• EXERCISE TASK: Repeat each line of the material exactly.
-- Begin LISTING --
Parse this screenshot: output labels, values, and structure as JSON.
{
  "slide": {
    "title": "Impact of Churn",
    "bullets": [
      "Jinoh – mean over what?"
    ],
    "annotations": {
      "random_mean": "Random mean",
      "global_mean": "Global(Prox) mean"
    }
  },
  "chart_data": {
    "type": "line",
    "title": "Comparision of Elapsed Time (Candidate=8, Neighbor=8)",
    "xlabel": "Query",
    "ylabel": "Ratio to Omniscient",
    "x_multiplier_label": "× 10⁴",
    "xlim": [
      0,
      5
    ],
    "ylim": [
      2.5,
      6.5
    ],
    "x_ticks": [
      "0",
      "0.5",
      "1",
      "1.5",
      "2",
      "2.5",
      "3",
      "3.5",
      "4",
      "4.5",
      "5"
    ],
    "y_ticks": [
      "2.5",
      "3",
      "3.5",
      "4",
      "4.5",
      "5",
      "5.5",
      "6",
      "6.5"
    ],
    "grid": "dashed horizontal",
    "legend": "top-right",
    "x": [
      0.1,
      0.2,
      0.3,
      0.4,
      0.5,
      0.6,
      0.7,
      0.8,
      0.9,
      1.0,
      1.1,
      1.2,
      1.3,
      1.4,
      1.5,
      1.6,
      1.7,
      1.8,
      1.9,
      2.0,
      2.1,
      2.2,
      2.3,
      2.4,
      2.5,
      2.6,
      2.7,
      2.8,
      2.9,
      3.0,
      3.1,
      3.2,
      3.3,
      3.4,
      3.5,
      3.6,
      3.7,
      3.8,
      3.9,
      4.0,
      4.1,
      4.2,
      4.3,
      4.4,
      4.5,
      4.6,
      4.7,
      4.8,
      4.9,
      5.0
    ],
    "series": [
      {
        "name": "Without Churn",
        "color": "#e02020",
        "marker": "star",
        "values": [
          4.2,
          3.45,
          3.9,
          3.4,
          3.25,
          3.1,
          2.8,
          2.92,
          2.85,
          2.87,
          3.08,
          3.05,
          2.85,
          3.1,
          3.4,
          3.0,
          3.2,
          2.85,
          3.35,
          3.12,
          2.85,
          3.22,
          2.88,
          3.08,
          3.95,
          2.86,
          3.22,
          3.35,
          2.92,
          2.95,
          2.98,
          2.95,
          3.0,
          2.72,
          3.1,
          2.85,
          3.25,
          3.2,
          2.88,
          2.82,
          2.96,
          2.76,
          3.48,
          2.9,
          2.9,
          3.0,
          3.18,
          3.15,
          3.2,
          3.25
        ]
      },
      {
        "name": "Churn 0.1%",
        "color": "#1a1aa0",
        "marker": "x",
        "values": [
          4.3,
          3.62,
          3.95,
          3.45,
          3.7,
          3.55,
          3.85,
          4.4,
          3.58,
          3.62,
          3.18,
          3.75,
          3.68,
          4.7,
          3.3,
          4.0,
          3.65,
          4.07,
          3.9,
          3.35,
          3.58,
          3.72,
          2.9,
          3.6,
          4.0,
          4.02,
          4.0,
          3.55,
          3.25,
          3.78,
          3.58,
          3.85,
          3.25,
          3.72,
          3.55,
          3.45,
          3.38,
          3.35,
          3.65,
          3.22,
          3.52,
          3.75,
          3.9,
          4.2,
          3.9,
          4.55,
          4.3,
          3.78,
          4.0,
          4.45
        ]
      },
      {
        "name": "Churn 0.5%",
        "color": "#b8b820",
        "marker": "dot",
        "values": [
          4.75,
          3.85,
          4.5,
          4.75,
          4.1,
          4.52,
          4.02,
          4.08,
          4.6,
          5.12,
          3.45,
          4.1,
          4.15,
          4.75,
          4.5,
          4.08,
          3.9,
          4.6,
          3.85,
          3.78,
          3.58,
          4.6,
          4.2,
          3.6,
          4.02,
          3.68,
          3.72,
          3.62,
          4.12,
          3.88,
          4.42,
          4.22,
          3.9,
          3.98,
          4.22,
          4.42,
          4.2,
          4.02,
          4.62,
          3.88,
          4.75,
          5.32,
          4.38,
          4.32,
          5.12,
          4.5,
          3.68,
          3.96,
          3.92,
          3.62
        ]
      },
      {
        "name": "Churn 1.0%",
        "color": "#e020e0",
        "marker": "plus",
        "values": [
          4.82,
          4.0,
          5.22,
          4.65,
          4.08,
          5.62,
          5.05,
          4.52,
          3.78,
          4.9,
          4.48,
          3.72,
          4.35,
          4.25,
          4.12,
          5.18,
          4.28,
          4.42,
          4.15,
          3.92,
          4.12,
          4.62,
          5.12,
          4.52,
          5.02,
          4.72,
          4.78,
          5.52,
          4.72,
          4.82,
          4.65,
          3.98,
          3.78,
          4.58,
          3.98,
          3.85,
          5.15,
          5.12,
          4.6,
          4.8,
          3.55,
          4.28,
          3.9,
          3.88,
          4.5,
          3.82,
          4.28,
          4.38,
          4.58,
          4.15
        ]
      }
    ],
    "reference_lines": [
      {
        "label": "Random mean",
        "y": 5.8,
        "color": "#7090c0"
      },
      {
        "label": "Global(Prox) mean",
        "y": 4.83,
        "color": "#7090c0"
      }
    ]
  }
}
-- End LISTING --
• TASK ANSWER:
Parse this screenshot: output labels, values, and structure as JSON.
{
  "slide": {
    "title": "Impact of Churn",
    "bullets": [
      "Jinoh – mean over what?"
    ],
    "annotations": {
      "random_mean": "Random mean",
      "global_mean": "Global(Prox) mean"
    }
  },
  "chart_data": {
    "type": "line",
    "title": "Comparision of Elapsed Time (Candidate=8, Neighbor=8)",
    "xlabel": "Query",
    "ylabel": "Ratio to Omniscient",
    "x_multiplier_label": "× 10⁴",
    "xlim": [
      0,
      5
    ],
    "ylim": [
      2.5,
      6.5
    ],
    "x_ticks": [
      "0",
      "0.5",
      "1",
      "1.5",
      "2",
      "2.5",
      "3",
      "3.5",
      "4",
      "4.5",
      "5"
    ],
    "y_ticks": [
      "2.5",
      "3",
      "3.5",
      "4",
      "4.5",
      "5",
      "5.5",
      "6",
      "6.5"
    ],
    "grid": "dashed horizontal",
    "legend": "top-right",
    "x": [
      0.1,
      0.2,
      0.3,
      0.4,
      0.5,
      0.6,
      0.7,
      0.8,
      0.9,
      1.0,
      1.1,
      1.2,
      1.3,
      1.4,
      1.5,
      1.6,
      1.7,
      1.8,
      1.9,
      2.0,
      2.1,
      2.2,
      2.3,
      2.4,
      2.5,
      2.6,
      2.7,
      2.8,
      2.9,
      3.0,
      3.1,
      3.2,
      3.3,
      3.4,
      3.5,
      3.6,
      3.7,
      3.8,
      3.9,
      4.0,
      4.1,
      4.2,
      4.3,
      4.4,
      4.5,
      4.6,
      4.7,
      4.8,
      4.9,
      5.0
    ],
    "series": [
      {
        "name": "Without Churn",
        "color": "#e02020",
        "marker": "star",
        "values": [
          4.2,
          3.45,
          3.9,
          3.4,
          3.25,
          3.1,
          2.8,
          2.92,
          2.85,
          2.87,
          3.08,
          3.05,
          2.85,
          3.1,
          3.4,
          3.0,
          3.2,
          2.85,
          3.35,
          3.12,
          2.85,
          3.22,
          2.88,
          3.08,
          3.95,
          2.86,
          3.22,
          3.35,
          2.92,
          2.95,
          2.98,
          2.95,
          3.0,
          2.72,
          3.1,
          2.85,
          3.25,
          3.2,
          2.88,
          2.82,
          2.96,
          2.76,
          3.48,
          2.9,
          2.9,
          3.0,
          3.18,
          3.15,
          3.2,
          3.25
        ]
      },
      {
        "name": "Churn 0.1%",
        "color": "#1a1aa0",
        "marker": "x",
        "values": [
          4.3,
          3.62,
          3.95,
          3.45,
          3.7,
          3.55,
          3.85,
          4.4,
          3.58,
          3.62,
          3.18,
          3.75,
          3.68,
          4.7,
          3.3,
          4.0,
          3.65,
          4.07,
          3.9,
          3.35,
          3.58,
          3.72,
          2.9,
          3.6,
          4.0,
          4.02,
          4.0,
          3.55,
          3.25,
          3.78,
          3.58,
          3.85,
          3.25,
          3.72,
          3.55,
          3.45,
          3.38,
          3.35,
          3.65,
          3.22,
          3.52,
          3.75,
          3.9,
          4.2,
          3.9,
          4.55,
          4.3,
          3.78,
          4.0,
          4.45
        ]
      },
      {
        "name": "Churn 0.5%",
        "color": "#b8b820",
        "marker": "dot",
        "values": [
          4.75,
          3.85,
          4.5,
          4.75,
          4.1,
          4.52,
          4.02,
          4.08,
          4.6,
          5.12,
          3.45,
          4.1,
          4.15,
          4.75,
          4.5,
          4.08,
          3.9,
          4.6,
          3.85,
          3.78,
          3.58,
          4.6,
          4.2,
          3.6,
          4.02,
          3.68,
          3.72,
          3.62,
          4.12,
          3.88,
          4.42,
          4.22,
          3.9,
          3.98,
          4.22,
          4.42,
          4.2,
          4.02,
          4.62,
          3.88,
          4.75,
          5.32,
          4.38,
          4.32,
          5.12,
          4.5,
          3.68,
          3.96,
          3.92,
          3.62
        ]
      },
      {
        "name": "Churn 1.0%",
        "color": "#e020e0",
        "marker": "plus",
        "values": [
          4.82,
          4.0,
          5.22,
          4.65,
          4.08,
          5.62,
          5.05,
          4.52,
          3.78,
          4.9,
          4.48,
          3.72,
          4.35,
          4.25,
          4.12,
          5.18,
          4.28,
          4.42,
          4.15,
          3.92,
          4.12,
          4.62,
          5.12,
          4.52,
          5.02,
          4.72,
          4.78,
          5.52,
          4.72,
          4.82,
          4.65,
          3.98,
          3.78,
          4.58,
          3.98,
          3.85,
          5.15,
          5.12,
          4.6,
          4.8,
          3.55,
          4.28,
          3.9,
          3.88,
          4.5,
          3.82,
          4.28,
          4.38,
          4.58,
          4.15
        ]
      }
    ],
    "reference_lines": [
      {
        "label": "Random mean",
        "y": 5.8,
        "color": "#7090c0"
      },
      {
        "label": "Global(Prox) mean",
        "y": 4.83,
        "color": "#7090c0"
      }
    ]
  }
}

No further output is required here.